Stated problem
Output all of the data below exactly as given.

Dataset items

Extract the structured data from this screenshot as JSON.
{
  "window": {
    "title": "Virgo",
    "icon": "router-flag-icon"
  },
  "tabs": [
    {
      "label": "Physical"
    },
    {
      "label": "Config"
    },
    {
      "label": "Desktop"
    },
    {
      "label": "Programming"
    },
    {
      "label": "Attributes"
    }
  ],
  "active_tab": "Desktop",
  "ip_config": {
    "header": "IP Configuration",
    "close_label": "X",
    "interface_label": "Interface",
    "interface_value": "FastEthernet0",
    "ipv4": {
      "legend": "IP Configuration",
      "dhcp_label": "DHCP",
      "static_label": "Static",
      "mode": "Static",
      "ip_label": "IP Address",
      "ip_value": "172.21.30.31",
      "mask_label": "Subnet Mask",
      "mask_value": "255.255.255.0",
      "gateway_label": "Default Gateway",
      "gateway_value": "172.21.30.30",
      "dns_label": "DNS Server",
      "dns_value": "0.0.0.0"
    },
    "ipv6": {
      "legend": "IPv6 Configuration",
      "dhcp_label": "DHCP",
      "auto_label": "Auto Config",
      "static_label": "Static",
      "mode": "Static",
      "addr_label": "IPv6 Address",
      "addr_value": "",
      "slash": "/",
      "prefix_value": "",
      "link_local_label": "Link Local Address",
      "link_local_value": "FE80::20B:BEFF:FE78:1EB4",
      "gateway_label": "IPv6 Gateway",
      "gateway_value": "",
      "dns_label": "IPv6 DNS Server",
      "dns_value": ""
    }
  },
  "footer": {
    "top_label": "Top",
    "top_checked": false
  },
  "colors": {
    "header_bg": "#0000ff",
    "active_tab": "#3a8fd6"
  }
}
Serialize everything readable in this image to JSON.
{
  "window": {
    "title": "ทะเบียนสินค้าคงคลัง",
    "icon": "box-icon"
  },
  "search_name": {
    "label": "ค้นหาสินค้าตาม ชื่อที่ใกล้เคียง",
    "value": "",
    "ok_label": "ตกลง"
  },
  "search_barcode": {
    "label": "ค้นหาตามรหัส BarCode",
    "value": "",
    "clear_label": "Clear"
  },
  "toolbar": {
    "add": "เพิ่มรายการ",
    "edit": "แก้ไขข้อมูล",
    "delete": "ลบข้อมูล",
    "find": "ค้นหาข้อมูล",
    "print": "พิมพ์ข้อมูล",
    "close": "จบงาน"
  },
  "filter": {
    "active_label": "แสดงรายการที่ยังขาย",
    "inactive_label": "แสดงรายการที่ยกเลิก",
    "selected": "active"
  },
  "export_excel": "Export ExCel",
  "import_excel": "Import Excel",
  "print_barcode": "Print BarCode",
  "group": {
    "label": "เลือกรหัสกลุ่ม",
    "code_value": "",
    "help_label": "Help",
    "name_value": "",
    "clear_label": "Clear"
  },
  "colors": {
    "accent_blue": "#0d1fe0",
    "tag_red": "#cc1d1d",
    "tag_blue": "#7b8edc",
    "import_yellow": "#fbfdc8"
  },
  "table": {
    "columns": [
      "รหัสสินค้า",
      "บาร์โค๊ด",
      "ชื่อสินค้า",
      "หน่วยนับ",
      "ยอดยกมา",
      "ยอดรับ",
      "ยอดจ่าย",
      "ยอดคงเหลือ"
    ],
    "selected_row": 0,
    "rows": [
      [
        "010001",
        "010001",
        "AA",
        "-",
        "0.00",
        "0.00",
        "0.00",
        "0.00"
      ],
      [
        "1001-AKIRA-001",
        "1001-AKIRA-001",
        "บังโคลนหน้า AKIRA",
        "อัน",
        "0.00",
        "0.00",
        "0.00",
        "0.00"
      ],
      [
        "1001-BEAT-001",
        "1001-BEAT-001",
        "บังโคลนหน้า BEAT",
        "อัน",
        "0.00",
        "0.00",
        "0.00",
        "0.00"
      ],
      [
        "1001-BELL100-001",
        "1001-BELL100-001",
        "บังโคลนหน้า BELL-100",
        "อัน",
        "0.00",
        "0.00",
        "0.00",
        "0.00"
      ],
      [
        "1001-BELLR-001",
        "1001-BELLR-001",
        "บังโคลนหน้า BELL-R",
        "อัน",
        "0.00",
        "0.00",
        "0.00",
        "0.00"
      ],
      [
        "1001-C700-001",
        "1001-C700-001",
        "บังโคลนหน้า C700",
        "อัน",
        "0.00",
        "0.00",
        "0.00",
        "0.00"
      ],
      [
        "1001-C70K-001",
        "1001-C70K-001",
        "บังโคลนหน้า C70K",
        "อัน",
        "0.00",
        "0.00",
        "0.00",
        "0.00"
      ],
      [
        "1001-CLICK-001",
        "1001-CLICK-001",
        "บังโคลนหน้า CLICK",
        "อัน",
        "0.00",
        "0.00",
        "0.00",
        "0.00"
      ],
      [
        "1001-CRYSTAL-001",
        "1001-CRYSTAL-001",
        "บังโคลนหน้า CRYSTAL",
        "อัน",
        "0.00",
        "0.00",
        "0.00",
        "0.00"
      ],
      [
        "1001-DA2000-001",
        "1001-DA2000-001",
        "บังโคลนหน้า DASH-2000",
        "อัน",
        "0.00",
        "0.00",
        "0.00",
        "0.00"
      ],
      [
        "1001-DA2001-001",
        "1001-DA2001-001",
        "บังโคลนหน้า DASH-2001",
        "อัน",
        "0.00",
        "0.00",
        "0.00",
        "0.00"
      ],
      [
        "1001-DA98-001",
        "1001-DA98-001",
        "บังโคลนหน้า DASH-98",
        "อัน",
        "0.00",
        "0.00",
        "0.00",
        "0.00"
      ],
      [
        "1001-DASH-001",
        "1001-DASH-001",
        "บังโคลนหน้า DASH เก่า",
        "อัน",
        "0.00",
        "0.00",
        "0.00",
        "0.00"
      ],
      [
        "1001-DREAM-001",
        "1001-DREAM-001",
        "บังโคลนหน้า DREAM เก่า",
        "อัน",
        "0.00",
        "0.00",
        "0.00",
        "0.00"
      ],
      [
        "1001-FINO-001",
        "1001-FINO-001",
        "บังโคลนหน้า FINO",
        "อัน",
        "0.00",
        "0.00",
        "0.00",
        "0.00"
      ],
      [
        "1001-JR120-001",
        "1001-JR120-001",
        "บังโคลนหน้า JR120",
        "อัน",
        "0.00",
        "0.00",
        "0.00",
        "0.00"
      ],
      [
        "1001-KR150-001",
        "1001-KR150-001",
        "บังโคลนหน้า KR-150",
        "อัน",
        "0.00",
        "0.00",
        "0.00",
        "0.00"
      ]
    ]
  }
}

Task output
Extract the structured data from this screenshot as JSON.
{
  "window": {
    "title": "Virgo",
    "icon": "router-flag-icon"
  },
  "tabs": [
    {
      "label": "Physical"
    },
    {
      "label": "Config"
    },
    {
      "label": "Desktop"
    },
    {
      "label": "Programming"
    },
    {
      "label": "Attributes"
    }
  ],
  "active_tab": "Desktop",
  "ip_config": {
    "header": "IP Configuration",
    "close_label": "X",
    "interface_label": "Interface",
    "interface_value": "FastEthernet0",
    "ipv4": {
      "legend": "IP Configuration",
      "dhcp_label": "DHCP",
      "static_label": "Static",
      "mode": "Static",
      "ip_label": "IP Address",
      "ip_value": "172.21.30.31",
      "mask_label": "Subnet Mask",
      "mask_value": "255.255.255.0",
      "gateway_label": "Default Gateway",
      "gateway_value": "172.21.30.30",
      "dns_label": "DNS Server",
      "dns_value": "0.0.0.0"
    },
    "ipv6": {
      "legend": "IPv6 Configuration",
      "dhcp_label": "DHCP",
      "auto_label": "Auto Config",
      "static_label": "Static",
      "mode": "Static",
      "addr_label": "IPv6 Address",
      "addr_value": "",
      "slash": "/",
      "prefix_value": "",
      "link_local_label": "Link Local Address",
      "link_local_value": "FE80::20B:BEFF:FE78:1EB4",
      "gateway_label": "IPv6 Gateway",
      "gateway_value": "",
      "dns_label": "IPv6 DNS Server",
      "dns_value": ""
    }
  },
  "footer": {
    "top_label": "Top",
    "top_checked": false
  },
  "colors": {
    "header_bg": "#0000ff",
    "active_tab": "#3a8fd6"
  }
}
Serialize everything readable in this image to JSON.
{
  "window": {
    "title": "ทะเบียนสินค้าคงคลัง",
    "icon": "box-icon"
  },
  "search_name": {
    "label": "ค้นหาสินค้าตาม ชื่อที่ใกล้เคียง",
    "value": "",
    "ok_label": "ตกลง"
  },
  "search_barcode": {
    "label": "ค้นหาตามรหัส BarCode",
    "value": "",
    "clear_label": "Clear"
  },
  "toolbar": {
    "add": "เพิ่มรายการ",
    "edit": "แก้ไขข้อมูล",
    "delete": "ลบข้อมูล",
    "find": "ค้นหาข้อมูล",
    "print": "พิมพ์ข้อมูล",
    "close": "จบงาน"
  },
  "filter": {
    "active_label": "แสดงรายการที่ยังขาย",
    "inactive_label": "แสดงรายการที่ยกเลิก",
    "selected": "active"
  },
  "export_excel": "Export ExCel",
  "import_excel": "Import Excel",
  "print_barcode": "Print BarCode",
  "group": {
    "label": "เลือกรหัสกลุ่ม",
    "code_value": "",
    "help_label": "Help",
    "name_value": "",
    "clear_label": "Clear"
  },
  "colors": {
    "accent_blue": "#0d1fe0",
    "tag_red": "#cc1d1d",
    "tag_blue": "#7b8edc",
    "import_yellow": "#fbfdc8"
  },
  "table": {
    "columns": [
      "รหัสสินค้า",
      "บาร์โค๊ด",
      "ชื่อสินค้า",
      "หน่วยนับ",
      "ยอดยกมา",
      "ยอดรับ",
      "ยอดจ่าย",
      "ยอดคงเหลือ"
    ],
    "selected_row": 0,
    "rows": [
      [
        "010001",
        "010001",
        "AA",
        "-",
        "0.00",
        "0.00",
        "0.00",
        "0.00"
      ],
      [
        "1001-AKIRA-001",
        "1001-AKIRA-001",
        "บังโคลนหน้า AKIRA",
        "อัน",
        "0.00",
        "0.00",
        "0.00",
        "0.00"
      ],
      [
        "1001-BEAT-001",
        "1001-BEAT-001",
        "บังโคลนหน้า BEAT",
        "อัน",
        "0.00",
        "0.00",
        "0.00",
        "0.00"
      ],
      [
        "1001-BELL100-001",
        "1001-BELL100-001",
        "บังโคลนหน้า BELL-100",
        "อัน",
        "0.00",
        "0.00",
        "0.00",
        "0.00"
      ],
      [
        "1001-BELLR-001",
        "1001-BELLR-001",
        "บังโคลนหน้า BELL-R",
        "อัน",
        "0.00",
        "0.00",
        "0.00",
        "0.00"
      ],
      [
        "1001-C700-001",
        "1001-C700-001",
        "บังโคลนหน้า C700",
        "อัน",
        "0.00",
        "0.00",
        "0.00",
        "0.00"
      ],
      [
        "1001-C70K-001",
        "1001-C70K-001",
        "บังโคลนหน้า C70K",
        "อัน",
        "0.00",
        "0.00",
        "0.00",
        "0.00"
      ],
      [
        "1001-CLICK-001",
        "1001-CLICK-001",
        "บังโคลนหน้า CLICK",
        "อัน",
        "0.00",
        "0.00",
        "0.00",
        "0.00"
      ],
      [
        "1001-CRYSTAL-001",
        "1001-CRYSTAL-001",
        "บังโคลนหน้า CRYSTAL",
        "อัน",
        "0.00",
        "0.00",
        "0.00",
        "0.00"
      ],
      [
        "1001-DA2000-001",
        "1001-DA2000-001",
        "บังโคลนหน้า DASH-2000",
        "อัน",
        "0.00",
        "0.00",
        "0.00",
        "0.00"
      ],
      [
        "1001-DA2001-001",
        "1001-DA2001-001",
        "บังโคลนหน้า DASH-2001",
        "อัน",
        "0.00",
        "0.00",
        "0.00",
        "0.00"
      ],
      [
        "1001-DA98-001",
        "1001-DA98-001",
        "บังโคลนหน้า DASH-98",
        "อัน",
        "0.00",
        "0.00",
        "0.00",
        "0.00"
      ],
      [
        "1001-DASH-001",
        "1001-DASH-001",
        "บังโคลนหน้า DASH เก่า",
        "อัน",
        "0.00",
        "0.00",
        "0.00",
        "0.00"
      ],
      [
        "1001-DREAM-001",
        "1001-DREAM-001",
        "บังโคลนหน้า DREAM เก่า",
        "อัน",
        "0.00",
        "0.00",
        "0.00",
        "0.00"
      ],
      [
        "1001-FINO-001",
        "1001-FINO-001",
        "บังโคลนหน้า FINO",
        "อัน",
        "0.00",
        "0.00",
        "0.00",
        "0.00"
      ],
      [
        "1001-JR120-001",
        "1001-JR120-001",
        "บังโคลนหน้า JR120",
        "อัน",
        "0.00",
        "0.00",
        "0.00",
        "0.00"
      ],
      [
        "1001-KR150-001",
        "1001-KR150-001",
        "บังโคลนหน้า KR-150",
        "อัน",
        "0.00",
        "0.00",
        "0.00",
        "0.00"
      ]
    ]
  }
}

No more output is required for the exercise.